• _What is expected_:
Give every line of the data again, unchanged, but with no pictures.

• _Source data_:
+ + + +

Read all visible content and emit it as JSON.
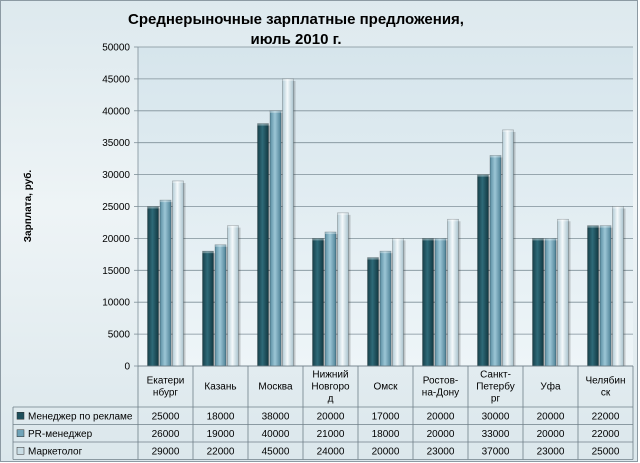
{
  "chart_data": {
    "type": "bar",
    "title": [
      "Среднерыночные  зарплатные  предложения,",
      "июль 2010 г."
    ],
    "ylabel": "Зарплата,  руб.",
    "xlabel": "",
    "ylim": [
      0,
      50000
    ],
    "yticks": [
      "0",
      "5000",
      "10000",
      "15000",
      "20000",
      "25000",
      "30000",
      "35000",
      "40000",
      "45000",
      "50000"
    ],
    "grid": true,
    "legend": "data-table",
    "categories": [
      [
        "Екатери",
        "нбург"
      ],
      [
        "Казань"
      ],
      [
        "Москва"
      ],
      [
        "Нижний",
        "Новгоро",
        "д"
      ],
      [
        "Омск"
      ],
      [
        "Ростов-",
        "на-Дону"
      ],
      [
        "Санкт-",
        "Петербу",
        "рг"
      ],
      [
        "Уфа"
      ],
      [
        "Челябин",
        "ск"
      ]
    ],
    "series": [
      {
        "name": "Менеджер  по рекламе",
        "color": "#1e4f5c",
        "values": [
          25000,
          18000,
          38000,
          20000,
          17000,
          20000,
          30000,
          20000,
          22000
        ]
      },
      {
        "name": "PR-менеджер",
        "color": "#6fa3b8",
        "values": [
          26000,
          19000,
          40000,
          21000,
          18000,
          20000,
          33000,
          20000,
          22000
        ]
      },
      {
        "name": "Маркетолог",
        "color": "#c9dde5",
        "values": [
          29000,
          22000,
          45000,
          24000,
          20000,
          23000,
          37000,
          23000,
          25000
        ]
      }
    ]
  }
}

+ + + +

• _Response to this exercise_:
Read all visible content and emit it as JSON.
{
  "chart_data": {
    "type": "bar",
    "title": [
      "Среднерыночные  зарплатные  предложения,",
      "июль 2010 г."
    ],
    "ylabel": "Зарплата,  руб.",
    "xlabel": "",
    "ylim": [
      0,
      50000
    ],
    "yticks": [
      "0",
      "5000",
      "10000",
      "15000",
      "20000",
      "25000",
      "30000",
      "35000",
      "40000",
      "45000",
      "50000"
    ],
    "grid": true,
    "legend": "data-table",
    "categories": [
      [
        "Екатери",
        "нбург"
      ],
      [
        "Казань"
      ],
      [
        "Москва"
      ],
      [
        "Нижний",
        "Новгоро",
        "д"
      ],
      [
        "Омск"
      ],
      [
        "Ростов-",
        "на-Дону"
      ],
      [
        "Санкт-",
        "Петербу",
        "рг"
      ],
      [
        "Уфа"
      ],
      [
        "Челябин",
        "ск"
      ]
    ],
    "series": [
      {
        "name": "Менеджер  по рекламе",
        "color": "#1e4f5c",
        "values": [
          25000,
          18000,
          38000,
          20000,
          17000,
          20000,
          30000,
          20000,
          22000
        ]
      },
      {
        "name": "PR-менеджер",
        "color": "#6fa3b8",
        "values": [
          26000,
          19000,
          40000,
          21000,
          18000,
          20000,
          33000,
          20000,
          22000
        ]
      },
      {
        "name": "Маркетолог",
        "color": "#c9dde5",
        "values": [
          29000,
          22000,
          45000,
          24000,
          20000,
          23000,
          37000,
          23000,
          25000
        ]
      }
    ]
  }
}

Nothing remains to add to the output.